▸ Records for this task
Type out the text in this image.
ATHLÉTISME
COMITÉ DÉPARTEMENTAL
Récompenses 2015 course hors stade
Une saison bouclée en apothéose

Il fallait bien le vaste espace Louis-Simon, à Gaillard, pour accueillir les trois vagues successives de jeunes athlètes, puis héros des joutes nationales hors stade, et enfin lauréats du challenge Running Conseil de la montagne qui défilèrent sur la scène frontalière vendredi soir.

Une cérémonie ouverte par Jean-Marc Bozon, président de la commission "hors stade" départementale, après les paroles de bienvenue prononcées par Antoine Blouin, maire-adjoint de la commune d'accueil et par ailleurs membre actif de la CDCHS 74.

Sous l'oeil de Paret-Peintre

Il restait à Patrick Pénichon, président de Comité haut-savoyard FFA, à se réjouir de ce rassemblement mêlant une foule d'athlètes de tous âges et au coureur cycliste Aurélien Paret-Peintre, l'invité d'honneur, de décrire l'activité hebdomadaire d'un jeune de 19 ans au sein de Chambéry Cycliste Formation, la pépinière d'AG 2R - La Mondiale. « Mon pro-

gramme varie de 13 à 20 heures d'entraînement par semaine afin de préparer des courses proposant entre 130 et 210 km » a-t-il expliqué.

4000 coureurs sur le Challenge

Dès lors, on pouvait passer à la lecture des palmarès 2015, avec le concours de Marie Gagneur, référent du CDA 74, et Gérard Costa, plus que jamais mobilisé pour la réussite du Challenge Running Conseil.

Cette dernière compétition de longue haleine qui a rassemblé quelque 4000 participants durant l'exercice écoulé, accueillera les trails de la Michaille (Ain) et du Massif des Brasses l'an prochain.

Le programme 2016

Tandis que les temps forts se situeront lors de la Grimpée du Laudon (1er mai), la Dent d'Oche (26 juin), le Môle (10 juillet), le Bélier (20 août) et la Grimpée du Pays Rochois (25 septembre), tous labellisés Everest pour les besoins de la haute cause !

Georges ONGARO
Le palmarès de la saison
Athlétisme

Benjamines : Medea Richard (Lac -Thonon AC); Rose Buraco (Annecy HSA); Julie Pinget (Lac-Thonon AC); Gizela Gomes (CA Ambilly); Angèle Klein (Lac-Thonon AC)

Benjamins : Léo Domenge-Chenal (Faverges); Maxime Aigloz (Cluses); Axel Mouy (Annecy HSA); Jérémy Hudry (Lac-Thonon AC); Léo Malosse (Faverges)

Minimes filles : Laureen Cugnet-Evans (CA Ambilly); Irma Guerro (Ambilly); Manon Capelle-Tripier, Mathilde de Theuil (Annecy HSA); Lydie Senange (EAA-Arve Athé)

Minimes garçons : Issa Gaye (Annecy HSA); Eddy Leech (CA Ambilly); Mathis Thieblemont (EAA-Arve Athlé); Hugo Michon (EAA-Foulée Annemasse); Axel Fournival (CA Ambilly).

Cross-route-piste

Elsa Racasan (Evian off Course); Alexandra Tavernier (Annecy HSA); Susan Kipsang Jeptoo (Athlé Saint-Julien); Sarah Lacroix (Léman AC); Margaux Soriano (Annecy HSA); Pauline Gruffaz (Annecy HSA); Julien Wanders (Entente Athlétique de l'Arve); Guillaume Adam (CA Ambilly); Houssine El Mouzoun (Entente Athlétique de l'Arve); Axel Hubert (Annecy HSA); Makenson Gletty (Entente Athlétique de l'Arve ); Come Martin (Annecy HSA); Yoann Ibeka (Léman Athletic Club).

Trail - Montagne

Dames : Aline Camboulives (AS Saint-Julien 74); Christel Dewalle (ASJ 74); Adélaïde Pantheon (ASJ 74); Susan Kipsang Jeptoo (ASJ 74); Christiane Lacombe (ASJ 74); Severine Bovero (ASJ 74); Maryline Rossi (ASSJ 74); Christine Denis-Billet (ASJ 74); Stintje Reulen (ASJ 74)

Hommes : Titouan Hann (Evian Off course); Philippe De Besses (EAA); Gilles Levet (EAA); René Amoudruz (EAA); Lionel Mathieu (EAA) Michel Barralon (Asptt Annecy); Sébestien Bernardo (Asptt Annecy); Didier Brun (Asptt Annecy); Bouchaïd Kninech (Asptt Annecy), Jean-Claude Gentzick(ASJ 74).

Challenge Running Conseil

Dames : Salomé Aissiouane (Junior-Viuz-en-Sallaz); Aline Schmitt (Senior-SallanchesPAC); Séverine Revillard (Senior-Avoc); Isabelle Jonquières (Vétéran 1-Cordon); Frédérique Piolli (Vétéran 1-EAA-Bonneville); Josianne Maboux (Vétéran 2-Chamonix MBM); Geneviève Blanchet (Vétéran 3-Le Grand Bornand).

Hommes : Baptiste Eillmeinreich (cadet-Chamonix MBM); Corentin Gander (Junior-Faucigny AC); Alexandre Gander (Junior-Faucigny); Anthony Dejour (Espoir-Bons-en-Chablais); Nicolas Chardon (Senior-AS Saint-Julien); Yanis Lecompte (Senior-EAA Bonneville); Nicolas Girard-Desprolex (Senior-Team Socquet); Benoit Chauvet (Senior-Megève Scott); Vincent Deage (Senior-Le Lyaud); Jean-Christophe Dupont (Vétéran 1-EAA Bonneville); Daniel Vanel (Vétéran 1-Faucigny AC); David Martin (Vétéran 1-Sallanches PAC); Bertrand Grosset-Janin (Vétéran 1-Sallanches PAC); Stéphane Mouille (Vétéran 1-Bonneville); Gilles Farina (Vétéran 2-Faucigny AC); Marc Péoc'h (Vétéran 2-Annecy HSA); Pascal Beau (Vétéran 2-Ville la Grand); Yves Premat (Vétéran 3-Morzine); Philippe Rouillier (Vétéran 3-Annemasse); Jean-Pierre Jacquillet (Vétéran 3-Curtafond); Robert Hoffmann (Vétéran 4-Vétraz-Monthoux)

▸ Task prompt
Pick out the lines containing the string "Running".

▸ Full output
Il fallait bien le vaste espace Louis-Simon, à Gaillard, pour accueillir les trois vagues successives de jeunes athlètes, puis héros des joutes nationales hors stade, et enfin lauréats du challenge Running Conseil de la montagne qui défilèrent sur la scène frontalière vendredi soir.
Dès lors, on pouvait passer à la lecture des palmarès 2015, avec le concours de Marie Gagneur, référent du CDA 74, et Gérard Costa, plus que jamais mobilisé pour la réussite du Challenge Running Conseil.
Challenge Running Conseil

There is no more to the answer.